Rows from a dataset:
◇ ◇ ◇ ◇

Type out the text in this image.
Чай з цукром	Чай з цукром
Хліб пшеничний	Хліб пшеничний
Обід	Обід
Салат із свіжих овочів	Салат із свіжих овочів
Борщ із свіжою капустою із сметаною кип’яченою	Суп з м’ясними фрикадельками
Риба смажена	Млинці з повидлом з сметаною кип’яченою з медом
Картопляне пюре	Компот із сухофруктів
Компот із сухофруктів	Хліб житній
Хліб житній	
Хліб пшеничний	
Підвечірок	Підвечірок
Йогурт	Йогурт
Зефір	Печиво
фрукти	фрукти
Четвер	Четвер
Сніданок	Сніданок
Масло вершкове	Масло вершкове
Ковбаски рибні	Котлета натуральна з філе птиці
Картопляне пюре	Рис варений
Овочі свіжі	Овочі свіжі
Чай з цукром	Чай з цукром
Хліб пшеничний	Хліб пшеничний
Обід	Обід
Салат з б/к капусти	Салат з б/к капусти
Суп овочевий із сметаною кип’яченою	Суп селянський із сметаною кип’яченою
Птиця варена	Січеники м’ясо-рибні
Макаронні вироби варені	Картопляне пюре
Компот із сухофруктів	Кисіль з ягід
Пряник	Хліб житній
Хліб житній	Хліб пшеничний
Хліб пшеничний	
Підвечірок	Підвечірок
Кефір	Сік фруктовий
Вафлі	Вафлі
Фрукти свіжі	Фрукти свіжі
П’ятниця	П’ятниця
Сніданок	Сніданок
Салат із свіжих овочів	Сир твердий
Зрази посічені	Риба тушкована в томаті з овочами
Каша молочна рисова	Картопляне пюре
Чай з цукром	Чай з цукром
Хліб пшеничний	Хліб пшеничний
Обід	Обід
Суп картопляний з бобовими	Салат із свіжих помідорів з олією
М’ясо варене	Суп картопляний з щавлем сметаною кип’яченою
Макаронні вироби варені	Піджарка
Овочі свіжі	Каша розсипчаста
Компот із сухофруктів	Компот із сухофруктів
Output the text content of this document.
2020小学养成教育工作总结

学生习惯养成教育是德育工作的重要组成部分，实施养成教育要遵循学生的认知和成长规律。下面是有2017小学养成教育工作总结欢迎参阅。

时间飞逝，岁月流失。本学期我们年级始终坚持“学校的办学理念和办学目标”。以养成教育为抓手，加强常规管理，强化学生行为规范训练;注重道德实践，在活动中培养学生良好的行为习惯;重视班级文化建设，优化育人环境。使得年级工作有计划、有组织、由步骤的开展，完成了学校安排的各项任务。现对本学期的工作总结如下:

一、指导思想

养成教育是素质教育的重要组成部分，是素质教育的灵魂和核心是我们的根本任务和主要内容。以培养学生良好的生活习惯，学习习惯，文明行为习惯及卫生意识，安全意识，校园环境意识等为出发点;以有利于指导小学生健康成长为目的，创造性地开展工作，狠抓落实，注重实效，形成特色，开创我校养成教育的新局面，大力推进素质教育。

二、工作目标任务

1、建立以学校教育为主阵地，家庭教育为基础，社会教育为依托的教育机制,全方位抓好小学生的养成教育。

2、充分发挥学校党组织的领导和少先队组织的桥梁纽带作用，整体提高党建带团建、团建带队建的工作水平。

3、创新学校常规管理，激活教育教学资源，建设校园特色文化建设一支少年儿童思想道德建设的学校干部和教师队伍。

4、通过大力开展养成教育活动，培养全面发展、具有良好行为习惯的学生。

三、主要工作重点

◇ ◇ ◇ ◇

Given instruction
Go through the records and show every line with the string "пюре" in it.

Expected answer
Картопляне пюре	Компот із сухофруктів
Картопляне пюре	Рис варений
Макаронні вироби варені	Картопляне пюре
Каша молочна рисова	Картопляне пюре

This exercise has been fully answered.